Task input

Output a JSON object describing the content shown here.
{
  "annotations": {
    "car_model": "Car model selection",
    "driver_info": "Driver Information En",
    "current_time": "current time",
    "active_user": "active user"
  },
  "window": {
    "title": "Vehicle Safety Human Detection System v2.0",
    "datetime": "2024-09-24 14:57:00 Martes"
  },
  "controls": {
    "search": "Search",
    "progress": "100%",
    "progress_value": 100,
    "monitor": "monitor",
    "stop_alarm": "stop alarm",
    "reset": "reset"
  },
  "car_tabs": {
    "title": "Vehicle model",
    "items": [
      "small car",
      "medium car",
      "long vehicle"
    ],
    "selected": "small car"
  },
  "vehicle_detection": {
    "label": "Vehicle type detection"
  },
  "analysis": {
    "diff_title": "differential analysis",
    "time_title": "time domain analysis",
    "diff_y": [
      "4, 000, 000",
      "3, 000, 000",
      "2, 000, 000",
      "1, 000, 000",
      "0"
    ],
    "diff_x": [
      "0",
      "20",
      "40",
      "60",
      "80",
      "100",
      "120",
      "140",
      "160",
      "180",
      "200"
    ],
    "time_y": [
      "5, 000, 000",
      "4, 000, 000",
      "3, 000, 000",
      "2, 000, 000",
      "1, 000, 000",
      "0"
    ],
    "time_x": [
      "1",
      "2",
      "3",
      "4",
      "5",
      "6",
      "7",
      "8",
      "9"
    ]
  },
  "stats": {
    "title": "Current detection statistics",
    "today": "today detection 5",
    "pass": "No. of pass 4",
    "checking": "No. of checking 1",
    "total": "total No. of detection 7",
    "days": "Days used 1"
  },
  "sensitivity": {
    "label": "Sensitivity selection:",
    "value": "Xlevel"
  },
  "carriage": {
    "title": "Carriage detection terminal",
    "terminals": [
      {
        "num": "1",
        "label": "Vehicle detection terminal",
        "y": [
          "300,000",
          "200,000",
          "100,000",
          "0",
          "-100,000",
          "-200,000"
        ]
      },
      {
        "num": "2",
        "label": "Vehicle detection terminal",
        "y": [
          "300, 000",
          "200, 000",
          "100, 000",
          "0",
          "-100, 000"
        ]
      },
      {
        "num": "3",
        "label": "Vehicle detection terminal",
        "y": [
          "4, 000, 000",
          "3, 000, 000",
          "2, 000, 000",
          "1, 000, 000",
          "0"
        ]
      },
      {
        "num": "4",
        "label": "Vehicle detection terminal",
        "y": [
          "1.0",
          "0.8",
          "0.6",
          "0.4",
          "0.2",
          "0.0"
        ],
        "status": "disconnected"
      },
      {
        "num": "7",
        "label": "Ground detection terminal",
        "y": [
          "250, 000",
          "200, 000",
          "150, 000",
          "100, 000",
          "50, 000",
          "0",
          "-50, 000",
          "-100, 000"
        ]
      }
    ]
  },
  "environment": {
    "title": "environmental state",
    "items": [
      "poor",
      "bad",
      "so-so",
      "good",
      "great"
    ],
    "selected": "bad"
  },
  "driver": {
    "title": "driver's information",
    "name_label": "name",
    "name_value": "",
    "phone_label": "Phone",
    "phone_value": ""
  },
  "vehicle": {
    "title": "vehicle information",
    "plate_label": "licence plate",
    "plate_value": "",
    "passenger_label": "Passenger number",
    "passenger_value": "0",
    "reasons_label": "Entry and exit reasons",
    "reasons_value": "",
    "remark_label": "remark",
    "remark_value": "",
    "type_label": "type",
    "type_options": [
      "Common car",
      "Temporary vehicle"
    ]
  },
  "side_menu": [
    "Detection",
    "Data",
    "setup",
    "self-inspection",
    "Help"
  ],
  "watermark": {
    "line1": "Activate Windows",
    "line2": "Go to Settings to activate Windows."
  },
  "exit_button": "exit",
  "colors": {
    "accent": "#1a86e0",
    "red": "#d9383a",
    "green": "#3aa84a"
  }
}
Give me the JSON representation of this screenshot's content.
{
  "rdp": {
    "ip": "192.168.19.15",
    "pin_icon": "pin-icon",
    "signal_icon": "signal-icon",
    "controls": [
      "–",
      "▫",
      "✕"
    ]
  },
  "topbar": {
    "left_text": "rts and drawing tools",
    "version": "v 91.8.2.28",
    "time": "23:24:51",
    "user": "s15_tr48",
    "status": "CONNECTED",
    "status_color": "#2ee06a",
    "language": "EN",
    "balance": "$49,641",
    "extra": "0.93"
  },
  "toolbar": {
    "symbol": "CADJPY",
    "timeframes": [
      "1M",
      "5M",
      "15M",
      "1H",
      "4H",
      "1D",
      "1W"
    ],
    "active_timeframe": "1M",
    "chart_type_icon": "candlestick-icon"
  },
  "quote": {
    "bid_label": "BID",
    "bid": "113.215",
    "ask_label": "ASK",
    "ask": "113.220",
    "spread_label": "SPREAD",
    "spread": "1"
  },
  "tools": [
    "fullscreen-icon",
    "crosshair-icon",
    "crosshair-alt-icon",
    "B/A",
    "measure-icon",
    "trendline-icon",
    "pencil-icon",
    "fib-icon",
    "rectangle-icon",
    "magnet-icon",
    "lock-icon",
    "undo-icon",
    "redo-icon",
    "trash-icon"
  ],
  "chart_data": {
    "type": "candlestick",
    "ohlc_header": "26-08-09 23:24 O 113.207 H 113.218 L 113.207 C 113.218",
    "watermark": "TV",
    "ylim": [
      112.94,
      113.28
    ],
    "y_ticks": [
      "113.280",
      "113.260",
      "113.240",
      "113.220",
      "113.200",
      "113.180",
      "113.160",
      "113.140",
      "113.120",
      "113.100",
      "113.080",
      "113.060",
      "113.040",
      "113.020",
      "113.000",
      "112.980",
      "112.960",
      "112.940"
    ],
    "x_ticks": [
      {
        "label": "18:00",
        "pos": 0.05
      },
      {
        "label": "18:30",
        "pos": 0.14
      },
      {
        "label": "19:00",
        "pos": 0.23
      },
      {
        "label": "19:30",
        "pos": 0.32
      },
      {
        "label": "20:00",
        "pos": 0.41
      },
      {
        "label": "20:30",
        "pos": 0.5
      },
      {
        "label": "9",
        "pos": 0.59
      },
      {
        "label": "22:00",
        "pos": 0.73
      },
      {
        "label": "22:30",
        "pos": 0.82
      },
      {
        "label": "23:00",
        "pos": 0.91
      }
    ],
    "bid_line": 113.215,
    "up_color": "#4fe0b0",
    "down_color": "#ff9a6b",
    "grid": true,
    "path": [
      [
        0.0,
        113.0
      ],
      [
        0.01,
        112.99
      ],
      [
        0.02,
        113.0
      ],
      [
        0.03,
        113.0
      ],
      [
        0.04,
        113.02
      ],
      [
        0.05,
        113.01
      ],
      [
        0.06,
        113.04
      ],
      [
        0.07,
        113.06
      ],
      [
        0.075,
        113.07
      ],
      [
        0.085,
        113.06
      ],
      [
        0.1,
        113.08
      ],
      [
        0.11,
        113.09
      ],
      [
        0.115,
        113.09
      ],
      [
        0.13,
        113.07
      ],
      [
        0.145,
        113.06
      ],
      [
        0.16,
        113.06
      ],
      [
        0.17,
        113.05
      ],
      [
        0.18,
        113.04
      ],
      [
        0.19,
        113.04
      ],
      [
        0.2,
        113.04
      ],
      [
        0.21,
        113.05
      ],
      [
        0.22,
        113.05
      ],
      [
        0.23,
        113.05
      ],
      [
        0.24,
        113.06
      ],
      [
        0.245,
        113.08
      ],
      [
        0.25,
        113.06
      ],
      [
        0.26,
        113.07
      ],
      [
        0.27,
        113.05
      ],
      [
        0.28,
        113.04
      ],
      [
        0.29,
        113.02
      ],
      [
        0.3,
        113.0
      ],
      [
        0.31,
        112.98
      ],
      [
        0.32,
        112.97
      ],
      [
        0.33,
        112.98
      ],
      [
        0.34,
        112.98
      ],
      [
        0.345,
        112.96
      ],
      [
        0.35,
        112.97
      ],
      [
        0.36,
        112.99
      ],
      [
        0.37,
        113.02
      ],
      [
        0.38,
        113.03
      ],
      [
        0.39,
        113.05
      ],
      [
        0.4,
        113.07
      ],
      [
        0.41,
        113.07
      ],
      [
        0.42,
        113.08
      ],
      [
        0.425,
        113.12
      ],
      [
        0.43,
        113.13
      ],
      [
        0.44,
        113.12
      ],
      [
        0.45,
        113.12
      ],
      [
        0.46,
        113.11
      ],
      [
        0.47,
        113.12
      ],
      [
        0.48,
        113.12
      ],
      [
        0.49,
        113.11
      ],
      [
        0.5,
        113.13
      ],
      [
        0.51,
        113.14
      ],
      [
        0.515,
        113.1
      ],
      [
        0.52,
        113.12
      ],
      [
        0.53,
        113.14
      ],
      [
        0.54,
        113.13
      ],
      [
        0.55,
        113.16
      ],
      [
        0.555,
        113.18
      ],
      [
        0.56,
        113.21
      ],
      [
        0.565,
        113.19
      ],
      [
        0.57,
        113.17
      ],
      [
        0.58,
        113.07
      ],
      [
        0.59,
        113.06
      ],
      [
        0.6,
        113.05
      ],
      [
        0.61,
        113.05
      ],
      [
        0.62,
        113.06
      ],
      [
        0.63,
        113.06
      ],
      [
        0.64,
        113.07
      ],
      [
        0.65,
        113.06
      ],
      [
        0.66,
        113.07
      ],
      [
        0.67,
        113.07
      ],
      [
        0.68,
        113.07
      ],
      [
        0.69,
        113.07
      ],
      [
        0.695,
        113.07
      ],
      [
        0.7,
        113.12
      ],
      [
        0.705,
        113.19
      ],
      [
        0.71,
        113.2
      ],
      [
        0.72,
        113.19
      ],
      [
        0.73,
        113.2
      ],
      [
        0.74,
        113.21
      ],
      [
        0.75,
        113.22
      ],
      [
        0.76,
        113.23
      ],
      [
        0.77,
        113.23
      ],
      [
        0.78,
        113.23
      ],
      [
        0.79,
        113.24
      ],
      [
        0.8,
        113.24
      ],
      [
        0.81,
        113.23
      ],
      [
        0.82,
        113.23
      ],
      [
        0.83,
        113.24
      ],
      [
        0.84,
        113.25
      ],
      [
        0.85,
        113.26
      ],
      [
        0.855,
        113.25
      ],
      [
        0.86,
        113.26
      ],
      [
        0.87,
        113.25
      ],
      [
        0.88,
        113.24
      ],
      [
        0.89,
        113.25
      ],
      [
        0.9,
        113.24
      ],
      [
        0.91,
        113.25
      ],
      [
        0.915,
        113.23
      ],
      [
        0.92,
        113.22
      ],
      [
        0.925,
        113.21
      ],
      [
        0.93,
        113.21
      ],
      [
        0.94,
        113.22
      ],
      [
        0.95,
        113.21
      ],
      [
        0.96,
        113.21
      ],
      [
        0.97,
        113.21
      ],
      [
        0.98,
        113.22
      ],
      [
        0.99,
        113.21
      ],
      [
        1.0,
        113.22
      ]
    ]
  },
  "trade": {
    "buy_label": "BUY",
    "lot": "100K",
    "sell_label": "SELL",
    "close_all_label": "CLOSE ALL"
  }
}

Written request
State how many lines of the records hold the string "candlestick", and nothing else.

The answer
2